Entries supplied:
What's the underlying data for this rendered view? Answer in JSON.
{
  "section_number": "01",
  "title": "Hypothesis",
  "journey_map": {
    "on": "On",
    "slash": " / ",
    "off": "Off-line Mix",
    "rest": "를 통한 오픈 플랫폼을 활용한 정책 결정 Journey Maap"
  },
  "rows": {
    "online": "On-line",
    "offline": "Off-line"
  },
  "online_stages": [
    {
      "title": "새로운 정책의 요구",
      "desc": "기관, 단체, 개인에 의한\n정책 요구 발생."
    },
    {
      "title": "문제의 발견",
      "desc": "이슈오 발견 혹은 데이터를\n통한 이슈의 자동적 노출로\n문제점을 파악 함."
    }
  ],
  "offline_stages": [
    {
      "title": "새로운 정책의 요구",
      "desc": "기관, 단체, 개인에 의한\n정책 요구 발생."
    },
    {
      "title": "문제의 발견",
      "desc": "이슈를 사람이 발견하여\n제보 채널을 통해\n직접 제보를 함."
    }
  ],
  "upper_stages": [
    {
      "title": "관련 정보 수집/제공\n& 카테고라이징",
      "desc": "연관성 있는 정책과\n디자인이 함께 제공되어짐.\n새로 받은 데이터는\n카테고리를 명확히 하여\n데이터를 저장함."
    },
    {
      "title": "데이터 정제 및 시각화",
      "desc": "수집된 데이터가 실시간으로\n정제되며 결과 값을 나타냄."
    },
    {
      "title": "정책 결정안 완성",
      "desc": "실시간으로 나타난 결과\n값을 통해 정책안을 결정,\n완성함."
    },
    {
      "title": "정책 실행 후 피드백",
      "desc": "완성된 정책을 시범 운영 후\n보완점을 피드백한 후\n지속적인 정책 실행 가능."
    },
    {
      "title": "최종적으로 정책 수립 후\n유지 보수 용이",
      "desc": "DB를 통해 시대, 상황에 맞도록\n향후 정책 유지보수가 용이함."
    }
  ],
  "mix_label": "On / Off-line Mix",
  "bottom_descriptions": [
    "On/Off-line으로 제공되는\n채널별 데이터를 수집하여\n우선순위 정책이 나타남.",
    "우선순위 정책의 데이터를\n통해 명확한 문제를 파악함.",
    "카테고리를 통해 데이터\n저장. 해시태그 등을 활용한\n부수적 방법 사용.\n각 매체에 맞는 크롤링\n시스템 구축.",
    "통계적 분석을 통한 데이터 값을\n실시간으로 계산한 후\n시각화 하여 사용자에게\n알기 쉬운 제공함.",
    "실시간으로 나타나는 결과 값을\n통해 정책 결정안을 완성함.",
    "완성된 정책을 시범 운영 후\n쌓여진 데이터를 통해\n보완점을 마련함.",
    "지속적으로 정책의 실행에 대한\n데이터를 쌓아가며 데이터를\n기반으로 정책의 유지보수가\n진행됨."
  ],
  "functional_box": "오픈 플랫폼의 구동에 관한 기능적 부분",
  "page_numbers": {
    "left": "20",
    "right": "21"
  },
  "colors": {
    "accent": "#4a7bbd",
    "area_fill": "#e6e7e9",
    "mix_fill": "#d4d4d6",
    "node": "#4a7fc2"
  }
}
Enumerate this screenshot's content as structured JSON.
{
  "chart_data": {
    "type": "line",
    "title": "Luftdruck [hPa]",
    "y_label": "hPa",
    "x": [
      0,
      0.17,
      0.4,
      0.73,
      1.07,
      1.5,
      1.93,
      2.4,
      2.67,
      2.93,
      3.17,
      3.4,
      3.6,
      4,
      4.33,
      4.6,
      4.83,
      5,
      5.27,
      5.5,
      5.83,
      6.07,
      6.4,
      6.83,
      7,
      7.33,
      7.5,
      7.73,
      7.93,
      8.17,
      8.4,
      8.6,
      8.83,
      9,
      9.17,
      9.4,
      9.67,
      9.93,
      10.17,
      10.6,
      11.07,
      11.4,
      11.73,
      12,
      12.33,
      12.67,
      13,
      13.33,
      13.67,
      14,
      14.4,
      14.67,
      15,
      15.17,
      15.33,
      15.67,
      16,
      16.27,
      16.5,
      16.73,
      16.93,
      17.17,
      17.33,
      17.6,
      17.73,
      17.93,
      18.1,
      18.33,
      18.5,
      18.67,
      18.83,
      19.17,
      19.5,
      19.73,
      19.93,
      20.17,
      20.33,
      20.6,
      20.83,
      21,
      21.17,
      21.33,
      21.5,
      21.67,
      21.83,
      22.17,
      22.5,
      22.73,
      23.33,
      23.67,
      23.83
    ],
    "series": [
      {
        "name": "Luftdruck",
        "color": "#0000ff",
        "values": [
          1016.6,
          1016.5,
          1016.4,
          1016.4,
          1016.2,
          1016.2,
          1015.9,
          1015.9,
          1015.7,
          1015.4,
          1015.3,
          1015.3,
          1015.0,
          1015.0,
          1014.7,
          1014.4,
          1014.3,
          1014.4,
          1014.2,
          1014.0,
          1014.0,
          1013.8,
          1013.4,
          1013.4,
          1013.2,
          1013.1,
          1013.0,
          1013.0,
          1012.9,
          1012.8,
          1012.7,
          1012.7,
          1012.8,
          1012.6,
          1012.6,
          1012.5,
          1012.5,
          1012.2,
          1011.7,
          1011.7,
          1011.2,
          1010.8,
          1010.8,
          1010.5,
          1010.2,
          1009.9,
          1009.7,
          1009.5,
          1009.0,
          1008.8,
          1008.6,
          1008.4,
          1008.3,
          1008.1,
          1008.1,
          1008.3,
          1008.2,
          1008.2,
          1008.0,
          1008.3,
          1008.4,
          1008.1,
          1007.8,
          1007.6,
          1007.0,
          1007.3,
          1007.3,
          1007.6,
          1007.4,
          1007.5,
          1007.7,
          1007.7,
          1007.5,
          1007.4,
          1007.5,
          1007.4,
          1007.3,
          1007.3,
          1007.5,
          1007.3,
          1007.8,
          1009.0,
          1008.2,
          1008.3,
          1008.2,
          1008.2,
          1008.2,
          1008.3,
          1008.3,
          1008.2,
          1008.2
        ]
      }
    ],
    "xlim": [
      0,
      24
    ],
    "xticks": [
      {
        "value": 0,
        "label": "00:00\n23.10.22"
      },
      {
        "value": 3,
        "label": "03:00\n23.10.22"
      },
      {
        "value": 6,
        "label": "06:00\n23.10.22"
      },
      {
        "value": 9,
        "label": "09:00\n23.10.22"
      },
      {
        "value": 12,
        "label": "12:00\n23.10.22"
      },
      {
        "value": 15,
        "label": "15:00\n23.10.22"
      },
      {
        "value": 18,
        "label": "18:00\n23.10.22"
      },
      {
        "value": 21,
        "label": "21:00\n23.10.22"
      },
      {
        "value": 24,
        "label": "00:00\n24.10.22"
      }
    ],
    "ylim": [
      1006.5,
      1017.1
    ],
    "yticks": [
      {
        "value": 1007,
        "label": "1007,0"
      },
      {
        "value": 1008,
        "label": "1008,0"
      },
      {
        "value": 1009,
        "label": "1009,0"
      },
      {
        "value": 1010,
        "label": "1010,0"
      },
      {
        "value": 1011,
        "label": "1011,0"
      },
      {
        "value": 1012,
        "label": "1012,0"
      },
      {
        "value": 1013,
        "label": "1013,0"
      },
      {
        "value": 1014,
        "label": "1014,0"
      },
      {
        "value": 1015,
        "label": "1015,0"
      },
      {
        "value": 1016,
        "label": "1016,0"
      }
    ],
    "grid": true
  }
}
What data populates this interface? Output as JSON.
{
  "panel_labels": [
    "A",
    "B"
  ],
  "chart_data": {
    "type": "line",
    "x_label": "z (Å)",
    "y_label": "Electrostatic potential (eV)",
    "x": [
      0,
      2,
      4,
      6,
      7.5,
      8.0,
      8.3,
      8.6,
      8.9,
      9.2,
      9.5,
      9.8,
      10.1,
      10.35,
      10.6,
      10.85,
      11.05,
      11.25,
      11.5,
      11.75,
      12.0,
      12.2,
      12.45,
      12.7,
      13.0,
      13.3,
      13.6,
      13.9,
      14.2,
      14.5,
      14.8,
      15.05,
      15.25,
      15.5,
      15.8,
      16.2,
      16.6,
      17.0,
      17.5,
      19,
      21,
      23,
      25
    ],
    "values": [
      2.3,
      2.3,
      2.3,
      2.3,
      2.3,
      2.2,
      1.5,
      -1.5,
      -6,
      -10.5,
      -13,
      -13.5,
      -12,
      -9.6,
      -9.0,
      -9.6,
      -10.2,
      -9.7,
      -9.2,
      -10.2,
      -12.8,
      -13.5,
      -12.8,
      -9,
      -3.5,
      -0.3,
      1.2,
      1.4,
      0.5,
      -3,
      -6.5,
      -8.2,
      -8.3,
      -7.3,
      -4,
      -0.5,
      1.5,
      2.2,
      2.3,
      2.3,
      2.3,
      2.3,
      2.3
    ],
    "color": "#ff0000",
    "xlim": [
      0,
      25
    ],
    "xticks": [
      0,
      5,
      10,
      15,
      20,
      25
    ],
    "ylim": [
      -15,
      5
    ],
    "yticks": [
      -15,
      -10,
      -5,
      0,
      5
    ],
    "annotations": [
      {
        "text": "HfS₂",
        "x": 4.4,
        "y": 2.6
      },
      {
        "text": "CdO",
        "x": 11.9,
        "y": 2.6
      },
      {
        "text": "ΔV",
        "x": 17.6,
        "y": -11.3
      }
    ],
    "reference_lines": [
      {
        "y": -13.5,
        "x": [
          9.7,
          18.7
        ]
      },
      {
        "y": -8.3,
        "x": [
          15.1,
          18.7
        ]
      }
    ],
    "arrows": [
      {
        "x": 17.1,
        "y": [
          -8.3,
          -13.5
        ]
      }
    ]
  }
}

Exercise description:
Give every line of the material that includes the string "Luftdruck".

Response for this exercise:
    "title": "Luftdruck [hPa]",
        "name": "Luftdruck",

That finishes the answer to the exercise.